*What needs to be done:* Output a single figure: the number of lines in which the word "마이페이지" appears.

Records:
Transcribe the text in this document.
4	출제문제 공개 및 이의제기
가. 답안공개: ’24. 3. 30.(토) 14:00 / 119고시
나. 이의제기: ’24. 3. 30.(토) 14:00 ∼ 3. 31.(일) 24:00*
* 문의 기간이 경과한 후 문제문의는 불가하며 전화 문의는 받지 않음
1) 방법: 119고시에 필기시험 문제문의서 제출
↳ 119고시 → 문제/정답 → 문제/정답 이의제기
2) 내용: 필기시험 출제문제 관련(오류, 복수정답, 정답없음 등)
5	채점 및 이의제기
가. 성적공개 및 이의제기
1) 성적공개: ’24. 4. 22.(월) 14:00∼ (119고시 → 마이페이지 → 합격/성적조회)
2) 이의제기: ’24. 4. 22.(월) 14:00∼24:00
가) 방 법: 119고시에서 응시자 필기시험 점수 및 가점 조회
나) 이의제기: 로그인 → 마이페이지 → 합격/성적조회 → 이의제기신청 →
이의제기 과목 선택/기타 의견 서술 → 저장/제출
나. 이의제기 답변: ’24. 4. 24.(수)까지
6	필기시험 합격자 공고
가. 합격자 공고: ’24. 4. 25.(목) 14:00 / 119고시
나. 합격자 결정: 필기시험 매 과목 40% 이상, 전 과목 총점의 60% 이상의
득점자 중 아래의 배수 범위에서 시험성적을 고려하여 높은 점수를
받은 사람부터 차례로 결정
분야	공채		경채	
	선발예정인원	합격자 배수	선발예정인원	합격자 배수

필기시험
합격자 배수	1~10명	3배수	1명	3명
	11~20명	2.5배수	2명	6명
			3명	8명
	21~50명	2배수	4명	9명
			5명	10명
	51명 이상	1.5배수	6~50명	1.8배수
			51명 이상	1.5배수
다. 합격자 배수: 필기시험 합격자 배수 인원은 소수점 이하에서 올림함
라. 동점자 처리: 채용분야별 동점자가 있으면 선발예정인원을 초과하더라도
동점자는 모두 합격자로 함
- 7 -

*Correct answer:* 2